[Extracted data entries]
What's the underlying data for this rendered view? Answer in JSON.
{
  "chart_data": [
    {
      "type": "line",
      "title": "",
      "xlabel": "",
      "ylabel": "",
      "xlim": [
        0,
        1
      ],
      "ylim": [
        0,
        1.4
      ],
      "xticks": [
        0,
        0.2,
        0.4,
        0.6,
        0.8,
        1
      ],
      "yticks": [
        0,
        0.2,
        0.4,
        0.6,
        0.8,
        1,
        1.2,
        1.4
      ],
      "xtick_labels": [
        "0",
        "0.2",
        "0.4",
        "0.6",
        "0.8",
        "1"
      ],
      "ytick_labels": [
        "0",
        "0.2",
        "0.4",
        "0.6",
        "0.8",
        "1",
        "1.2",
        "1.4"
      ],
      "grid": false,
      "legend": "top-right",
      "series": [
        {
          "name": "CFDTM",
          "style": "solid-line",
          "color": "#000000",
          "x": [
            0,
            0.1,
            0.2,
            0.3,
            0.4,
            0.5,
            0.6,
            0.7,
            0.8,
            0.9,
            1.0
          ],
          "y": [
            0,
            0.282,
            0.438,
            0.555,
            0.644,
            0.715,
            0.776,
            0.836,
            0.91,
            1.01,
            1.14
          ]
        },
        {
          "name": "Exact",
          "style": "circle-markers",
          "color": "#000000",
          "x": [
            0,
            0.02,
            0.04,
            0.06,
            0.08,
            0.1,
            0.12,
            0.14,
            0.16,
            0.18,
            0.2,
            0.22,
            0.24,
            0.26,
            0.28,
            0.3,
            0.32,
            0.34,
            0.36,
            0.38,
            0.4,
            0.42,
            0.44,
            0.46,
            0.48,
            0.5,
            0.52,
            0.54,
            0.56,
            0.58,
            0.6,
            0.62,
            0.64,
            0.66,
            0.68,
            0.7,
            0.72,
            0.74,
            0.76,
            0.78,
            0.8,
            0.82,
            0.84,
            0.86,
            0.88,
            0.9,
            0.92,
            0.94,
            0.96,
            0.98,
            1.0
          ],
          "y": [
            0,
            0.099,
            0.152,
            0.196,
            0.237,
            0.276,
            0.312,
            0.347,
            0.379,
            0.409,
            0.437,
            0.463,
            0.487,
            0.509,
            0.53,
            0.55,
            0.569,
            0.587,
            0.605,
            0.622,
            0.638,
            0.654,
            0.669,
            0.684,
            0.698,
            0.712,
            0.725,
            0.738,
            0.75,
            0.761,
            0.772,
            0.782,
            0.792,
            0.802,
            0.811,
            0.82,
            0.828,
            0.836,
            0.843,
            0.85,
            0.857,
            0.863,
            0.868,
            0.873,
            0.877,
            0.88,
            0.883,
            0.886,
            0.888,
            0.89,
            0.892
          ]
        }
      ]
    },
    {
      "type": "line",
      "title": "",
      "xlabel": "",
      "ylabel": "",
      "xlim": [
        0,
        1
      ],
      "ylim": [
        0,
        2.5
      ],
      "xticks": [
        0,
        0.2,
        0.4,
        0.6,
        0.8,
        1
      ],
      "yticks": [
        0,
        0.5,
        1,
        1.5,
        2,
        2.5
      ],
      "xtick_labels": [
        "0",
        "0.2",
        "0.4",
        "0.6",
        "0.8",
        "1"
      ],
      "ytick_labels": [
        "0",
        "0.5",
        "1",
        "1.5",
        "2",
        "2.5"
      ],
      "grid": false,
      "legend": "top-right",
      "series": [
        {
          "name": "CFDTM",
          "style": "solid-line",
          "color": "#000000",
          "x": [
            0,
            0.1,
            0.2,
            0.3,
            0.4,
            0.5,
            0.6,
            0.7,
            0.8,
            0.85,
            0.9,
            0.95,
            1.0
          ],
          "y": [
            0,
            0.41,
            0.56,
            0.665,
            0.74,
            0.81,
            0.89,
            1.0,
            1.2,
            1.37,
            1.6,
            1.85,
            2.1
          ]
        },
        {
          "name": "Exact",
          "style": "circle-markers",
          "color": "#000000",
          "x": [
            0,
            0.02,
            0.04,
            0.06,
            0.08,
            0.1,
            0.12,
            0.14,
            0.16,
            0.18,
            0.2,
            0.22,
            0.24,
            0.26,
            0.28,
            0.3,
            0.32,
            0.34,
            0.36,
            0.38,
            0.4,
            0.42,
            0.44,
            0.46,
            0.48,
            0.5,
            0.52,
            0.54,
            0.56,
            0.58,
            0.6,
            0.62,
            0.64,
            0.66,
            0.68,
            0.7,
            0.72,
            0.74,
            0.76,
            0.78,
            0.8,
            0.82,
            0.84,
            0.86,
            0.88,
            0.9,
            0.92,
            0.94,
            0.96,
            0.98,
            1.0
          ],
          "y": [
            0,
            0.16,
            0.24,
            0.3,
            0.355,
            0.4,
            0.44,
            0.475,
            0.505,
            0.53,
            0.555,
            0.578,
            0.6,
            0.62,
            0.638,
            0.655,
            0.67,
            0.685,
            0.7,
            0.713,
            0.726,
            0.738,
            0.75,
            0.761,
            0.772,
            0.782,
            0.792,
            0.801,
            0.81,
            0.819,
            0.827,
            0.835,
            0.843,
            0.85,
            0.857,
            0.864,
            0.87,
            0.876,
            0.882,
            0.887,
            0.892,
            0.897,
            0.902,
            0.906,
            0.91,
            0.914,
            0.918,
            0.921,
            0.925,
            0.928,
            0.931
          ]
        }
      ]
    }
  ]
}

__WHAT THIS TASK INVOLVES__: Go through the listing above and restate it word for word.

__ANSWER TO THIS PROBLEM__:
What's the underlying data for this rendered view? Answer in JSON.
{
  "chart_data": [
    {
      "type": "line",
      "title": "",
      "xlabel": "",
      "ylabel": "",
      "xlim": [
        0,
        1
      ],
      "ylim": [
        0,
        1.4
      ],
      "xticks": [
        0,
        0.2,
        0.4,
        0.6,
        0.8,
        1
      ],
      "yticks": [
        0,
        0.2,
        0.4,
        0.6,
        0.8,
        1,
        1.2,
        1.4
      ],
      "xtick_labels": [
        "0",
        "0.2",
        "0.4",
        "0.6",
        "0.8",
        "1"
      ],
      "ytick_labels": [
        "0",
        "0.2",
        "0.4",
        "0.6",
        "0.8",
        "1",
        "1.2",
        "1.4"
      ],
      "grid": false,
      "legend": "top-right",
      "series": [
        {
          "name": "CFDTM",
          "style": "solid-line",
          "color": "#000000",
          "x": [
            0,
            0.1,
            0.2,
            0.3,
            0.4,
            0.5,
            0.6,
            0.7,
            0.8,
            0.9,
            1.0
          ],
          "y": [
            0,
            0.282,
            0.438,
            0.555,
            0.644,
            0.715,
            0.776,
            0.836,
            0.91,
            1.01,
            1.14
          ]
        },
        {
          "name": "Exact",
          "style": "circle-markers",
          "color": "#000000",
          "x": [
            0,
            0.02,
            0.04,
            0.06,
            0.08,
            0.1,
            0.12,
            0.14,
            0.16,
            0.18,
            0.2,
            0.22,
            0.24,
            0.26,
            0.28,
            0.3,
            0.32,
            0.34,
            0.36,
            0.38,
            0.4,
            0.42,
            0.44,
            0.46,
            0.48,
            0.5,
            0.52,
            0.54,
            0.56,
            0.58,
            0.6,
            0.62,
            0.64,
            0.66,
            0.68,
            0.7,
            0.72,
            0.74,
            0.76,
            0.78,
            0.8,
            0.82,
            0.84,
            0.86,
            0.88,
            0.9,
            0.92,
            0.94,
            0.96,
            0.98,
            1.0
          ],
          "y": [
            0,
            0.099,
            0.152,
            0.196,
            0.237,
            0.276,
            0.312,
            0.347,
            0.379,
            0.409,
            0.437,
            0.463,
            0.487,
            0.509,
            0.53,
            0.55,
            0.569,
            0.587,
            0.605,
            0.622,
            0.638,
            0.654,
            0.669,
            0.684,
            0.698,
            0.712,
            0.725,
            0.738,
            0.75,
            0.761,
            0.772,
            0.782,
            0.792,
            0.802,
            0.811,
            0.82,
            0.828,
            0.836,
            0.843,
            0.85,
            0.857,
            0.863,
            0.868,
            0.873,
            0.877,
            0.88,
            0.883,
            0.886,
            0.888,
            0.89,
            0.892
          ]
        }
      ]
    },
    {
      "type": "line",
      "title": "",
      "xlabel": "",
      "ylabel": "",
      "xlim": [
        0,
        1
      ],
      "ylim": [
        0,
        2.5
      ],
      "xticks": [
        0,
        0.2,
        0.4,
        0.6,
        0.8,
        1
      ],
      "yticks": [
        0,
        0.5,
        1,
        1.5,
        2,
        2.5
      ],
      "xtick_labels": [
        "0",
        "0.2",
        "0.4",
        "0.6",
        "0.8",
        "1"
      ],
      "ytick_labels": [
        "0",
        "0.5",
        "1",
        "1.5",
        "2",
        "2.5"
      ],
      "grid": false,
      "legend": "top-right",
      "series": [
        {
          "name": "CFDTM",
          "style": "solid-line",
          "color": "#000000",
          "x": [
            0,
            0.1,
            0.2,
            0.3,
            0.4,
            0.5,
            0.6,
            0.7,
            0.8,
            0.85,
            0.9,
            0.95,
            1.0
          ],
          "y": [
            0,
            0.41,
            0.56,
            0.665,
            0.74,
            0.81,
            0.89,
            1.0,
            1.2,
            1.37,
            1.6,
            1.85,
            2.1
          ]
        },
        {
          "name": "Exact",
          "style": "circle-markers",
          "color": "#000000",
          "x": [
            0,
            0.02,
            0.04,
            0.06,
            0.08,
            0.1,
            0.12,
            0.14,
            0.16,
            0.18,
            0.2,
            0.22,
            0.24,
            0.26,
            0.28,
            0.3,
            0.32,
            0.34,
            0.36,
            0.38,
            0.4,
            0.42,
            0.44,
            0.46,
            0.48,
            0.5,
            0.52,
            0.54,
            0.56,
            0.58,
            0.6,
            0.62,
            0.64,
            0.66,
            0.68,
            0.7,
            0.72,
            0.74,
            0.76,
            0.78,
            0.8,
            0.82,
            0.84,
            0.86,
            0.88,
            0.9,
            0.92,
            0.94,
            0.96,
            0.98,
            1.0
          ],
          "y": [
            0,
            0.16,
            0.24,
            0.3,
            0.355,
            0.4,
            0.44,
            0.475,
            0.505,
            0.53,
            0.555,
            0.578,
            0.6,
            0.62,
            0.638,
            0.655,
            0.67,
            0.685,
            0.7,
            0.713,
            0.726,
            0.738,
            0.75,
            0.761,
            0.772,
            0.782,
            0.792,
            0.801,
            0.81,
            0.819,
            0.827,
            0.835,
            0.843,
            0.85,
            0.857,
            0.864,
            0.87,
            0.876,
            0.882,
            0.887,
            0.892,
            0.897,
            0.902,
            0.906,
            0.91,
            0.914,
            0.918,
            0.921,
            0.925,
            0.928,
            0.931
          ]
        }
      ]
    }
  ]
}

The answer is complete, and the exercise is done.